Short problem >>
Output every line exactly as written. Leave out pictures.

Data supplied >>
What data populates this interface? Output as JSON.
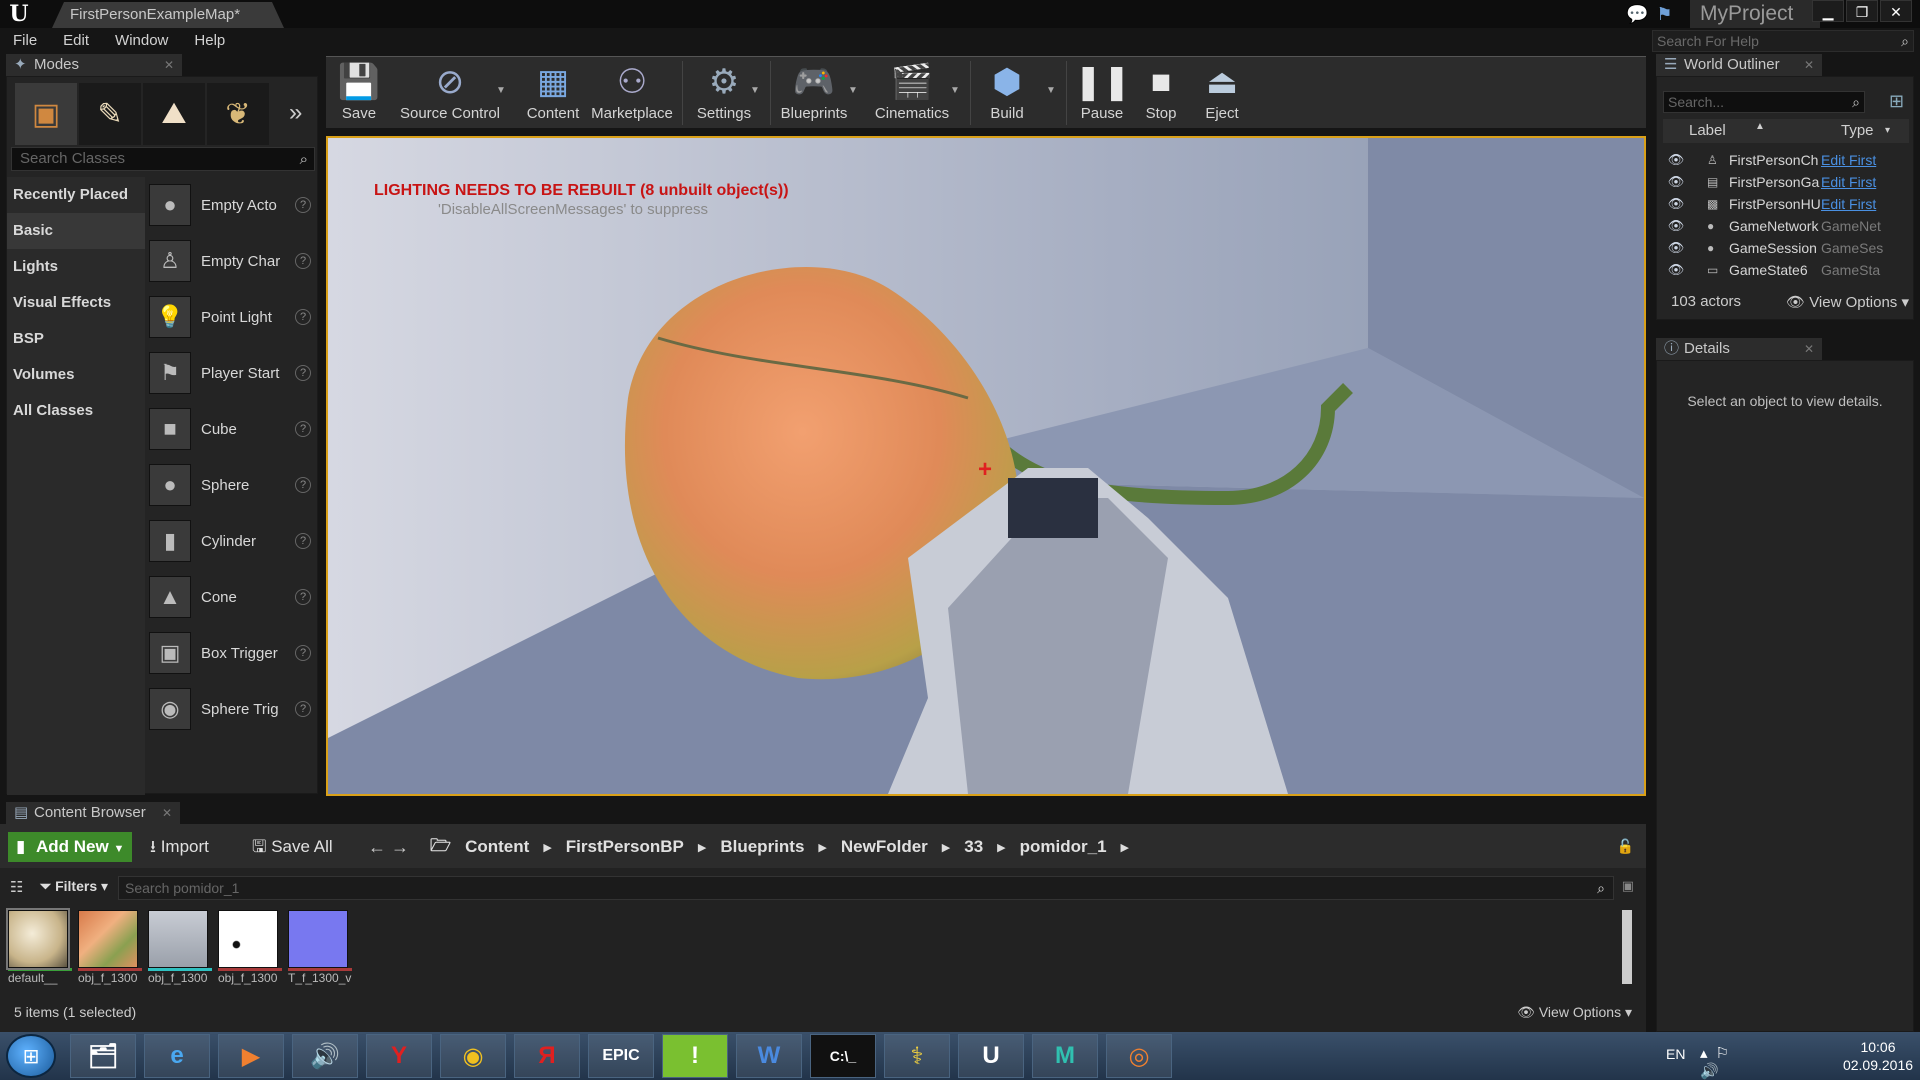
{
  "titlebar": {
    "map_tab": "FirstPersonExampleMap*",
    "project": "MyProject",
    "help_search_placeholder": "Search For Help"
  },
  "menu": [
    "File",
    "Edit",
    "Window",
    "Help"
  ],
  "modes": {
    "tab_label": "Modes",
    "search_placeholder": "Search Classes",
    "categories": [
      "Recently Placed",
      "Basic",
      "Lights",
      "Visual Effects",
      "BSP",
      "Volumes",
      "All Classes"
    ],
    "active_category": "Basic",
    "items": [
      {
        "label": "Empty Acto",
        "icon": "sphere-icon"
      },
      {
        "label": "Empty Char",
        "icon": "character-icon"
      },
      {
        "label": "Point Light",
        "icon": "light-bulb-icon"
      },
      {
        "label": "Player Start",
        "icon": "player-start-icon"
      },
      {
        "label": "Cube",
        "icon": "cube-icon"
      },
      {
        "label": "Sphere",
        "icon": "sphere-icon"
      },
      {
        "label": "Cylinder",
        "icon": "cylinder-icon"
      },
      {
        "label": "Cone",
        "icon": "cone-icon"
      },
      {
        "label": "Box Trigger",
        "icon": "box-trigger-icon"
      },
      {
        "label": "Sphere Trig",
        "icon": "sphere-trigger-icon"
      }
    ]
  },
  "toolbar": {
    "buttons": [
      {
        "label": "Save",
        "icon": "save-icon"
      },
      {
        "label": "Source Control",
        "icon": "source-control-icon"
      },
      {
        "label": "Content",
        "icon": "content-icon"
      },
      {
        "label": "Marketplace",
        "icon": "marketplace-icon"
      },
      {
        "label": "Settings",
        "icon": "settings-icon"
      },
      {
        "label": "Blueprints",
        "icon": "blueprints-icon"
      },
      {
        "label": "Cinematics",
        "icon": "cinematics-icon"
      },
      {
        "label": "Build",
        "icon": "build-icon"
      },
      {
        "label": "Pause",
        "icon": "pause-icon"
      },
      {
        "label": "Stop",
        "icon": "stop-icon"
      },
      {
        "label": "Eject",
        "icon": "eject-icon"
      }
    ]
  },
  "viewport": {
    "warning": "LIGHTING NEEDS TO BE REBUILT (8 unbuilt object(s))",
    "warning_sub": "'DisableAllScreenMessages' to suppress"
  },
  "outliner": {
    "tab_label": "World Outliner",
    "search_placeholder": "Search...",
    "col_label": "Label",
    "col_type": "Type",
    "rows": [
      {
        "label": "FirstPersonCh",
        "type": "Edit First",
        "link": true
      },
      {
        "label": "FirstPersonGa",
        "type": "Edit First",
        "link": true
      },
      {
        "label": "FirstPersonHU",
        "type": "Edit First",
        "link": true
      },
      {
        "label": "GameNetwork",
        "type": "GameNet",
        "link": false
      },
      {
        "label": "GameSession",
        "type": "GameSes",
        "link": false
      },
      {
        "label": "GameState6",
        "type": "GameSta",
        "link": false
      }
    ],
    "actor_count": "103 actors",
    "view_options": "View Options"
  },
  "details": {
    "tab_label": "Details",
    "message": "Select an object to view details."
  },
  "content_browser": {
    "tab_label": "Content Browser",
    "add_new": "Add New",
    "import": "Import",
    "save_all": "Save All",
    "breadcrumb": [
      "Content",
      "FirstPersonBP",
      "Blueprints",
      "NewFolder",
      "33",
      "pomidor_1"
    ],
    "filters": "Filters",
    "search_placeholder": "Search pomidor_1",
    "assets": [
      {
        "label": "default__",
        "bar_color": "#3aa03a",
        "selected": true
      },
      {
        "label": "obj_f_1300",
        "bar_color": "#a83a3a",
        "selected": false
      },
      {
        "label": "obj_f_1300",
        "bar_color": "#30c0c0",
        "selected": false
      },
      {
        "label": "obj_f_1300",
        "bar_color": "#a83a3a",
        "selected": false
      },
      {
        "label": "T_f_1300_v",
        "bar_color": "#a83a3a",
        "selected": false
      }
    ],
    "status": "5 items (1 selected)",
    "view_options": "View Options"
  },
  "taskbar": {
    "apps": [
      "explorer-icon",
      "internet-explorer-icon",
      "media-player-icon",
      "speaker-app-icon",
      "yandex-browser-icon",
      "chrome-icon",
      "yandex-icon",
      "epic-games-icon",
      "green-app-icon",
      "word-icon",
      "cmd-icon",
      "python-icon",
      "unreal-icon",
      "maya-icon",
      "blender-icon"
    ],
    "lang": "EN",
    "time": "10:06",
    "date": "02.09.2016"
  },
  "colors": {
    "viewport_highlight": "#d9a018",
    "add_new_green": "#3d8a2a",
    "warning_red": "#c81414",
    "link_blue": "#4a90e2"
  }
}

Final answer >>
What data populates this interface? Output as JSON.
{
  "titlebar": {
    "map_tab": "FirstPersonExampleMap*",
    "project": "MyProject",
    "help_search_placeholder": "Search For Help"
  },
  "menu": [
    "File",
    "Edit",
    "Window",
    "Help"
  ],
  "modes": {
    "tab_label": "Modes",
    "search_placeholder": "Search Classes",
    "categories": [
      "Recently Placed",
      "Basic",
      "Lights",
      "Visual Effects",
      "BSP",
      "Volumes",
      "All Classes"
    ],
    "active_category": "Basic",
    "items": [
      {
        "label": "Empty Acto",
        "icon": "sphere-icon"
      },
      {
        "label": "Empty Char",
        "icon": "character-icon"
      },
      {
        "label": "Point Light",
        "icon": "light-bulb-icon"
      },
      {
        "label": "Player Start",
        "icon": "player-start-icon"
      },
      {
        "label": "Cube",
        "icon": "cube-icon"
      },
      {
        "label": "Sphere",
        "icon": "sphere-icon"
      },
      {
        "label": "Cylinder",
        "icon": "cylinder-icon"
      },
      {
        "label": "Cone",
        "icon": "cone-icon"
      },
      {
        "label": "Box Trigger",
        "icon": "box-trigger-icon"
      },
      {
        "label": "Sphere Trig",
        "icon": "sphere-trigger-icon"
      }
    ]
  },
  "toolbar": {
    "buttons": [
      {
        "label": "Save",
        "icon": "save-icon"
      },
      {
        "label": "Source Control",
        "icon": "source-control-icon"
      },
      {
        "label": "Content",
        "icon": "content-icon"
      },
      {
        "label": "Marketplace",
        "icon": "marketplace-icon"
      },
      {
        "label": "Settings",
        "icon": "settings-icon"
      },
      {
        "label": "Blueprints",
        "icon": "blueprints-icon"
      },
      {
        "label": "Cinematics",
        "icon": "cinematics-icon"
      },
      {
        "label": "Build",
        "icon": "build-icon"
      },
      {
        "label": "Pause",
        "icon": "pause-icon"
      },
      {
        "label": "Stop",
        "icon": "stop-icon"
      },
      {
        "label": "Eject",
        "icon": "eject-icon"
      }
    ]
  },
  "viewport": {
    "warning": "LIGHTING NEEDS TO BE REBUILT (8 unbuilt object(s))",
    "warning_sub": "'DisableAllScreenMessages' to suppress"
  },
  "outliner": {
    "tab_label": "World Outliner",
    "search_placeholder": "Search...",
    "col_label": "Label",
    "col_type": "Type",
    "rows": [
      {
        "label": "FirstPersonCh",
        "type": "Edit First",
        "link": true
      },
      {
        "label": "FirstPersonGa",
        "type": "Edit First",
        "link": true
      },
      {
        "label": "FirstPersonHU",
        "type": "Edit First",
        "link": true
      },
      {
        "label": "GameNetwork",
        "type": "GameNet",
        "link": false
      },
      {
        "label": "GameSession",
        "type": "GameSes",
        "link": false
      },
      {
        "label": "GameState6",
        "type": "GameSta",
        "link": false
      }
    ],
    "actor_count": "103 actors",
    "view_options": "View Options"
  },
  "details": {
    "tab_label": "Details",
    "message": "Select an object to view details."
  },
  "content_browser": {
    "tab_label": "Content Browser",
    "add_new": "Add New",
    "import": "Import",
    "save_all": "Save All",
    "breadcrumb": [
      "Content",
      "FirstPersonBP",
      "Blueprints",
      "NewFolder",
      "33",
      "pomidor_1"
    ],
    "filters": "Filters",
    "search_placeholder": "Search pomidor_1",
    "assets": [
      {
        "label": "default__",
        "bar_color": "#3aa03a",
        "selected": true
      },
      {
        "label": "obj_f_1300",
        "bar_color": "#a83a3a",
        "selected": false
      },
      {
        "label": "obj_f_1300",
        "bar_color": "#30c0c0",
        "selected": false
      },
      {
        "label": "obj_f_1300",
        "bar_color": "#a83a3a",
        "selected": false
      },
      {
        "label": "T_f_1300_v",
        "bar_color": "#a83a3a",
        "selected": false
      }
    ],
    "status": "5 items (1 selected)",
    "view_options": "View Options"
  },
  "taskbar": {
    "apps": [
      "explorer-icon",
      "internet-explorer-icon",
      "media-player-icon",
      "speaker-app-icon",
      "yandex-browser-icon",
      "chrome-icon",
      "yandex-icon",
      "epic-games-icon",
      "green-app-icon",
      "word-icon",
      "cmd-icon",
      "python-icon",
      "unreal-icon",
      "maya-icon",
      "blender-icon"
    ],
    "lang": "EN",
    "time": "10:06",
    "date": "02.09.2016"
  },
  "colors": {
    "viewport_highlight": "#d9a018",
    "add_new_green": "#3d8a2a",
    "warning_red": "#c81414",
    "link_blue": "#4a90e2"
  }
}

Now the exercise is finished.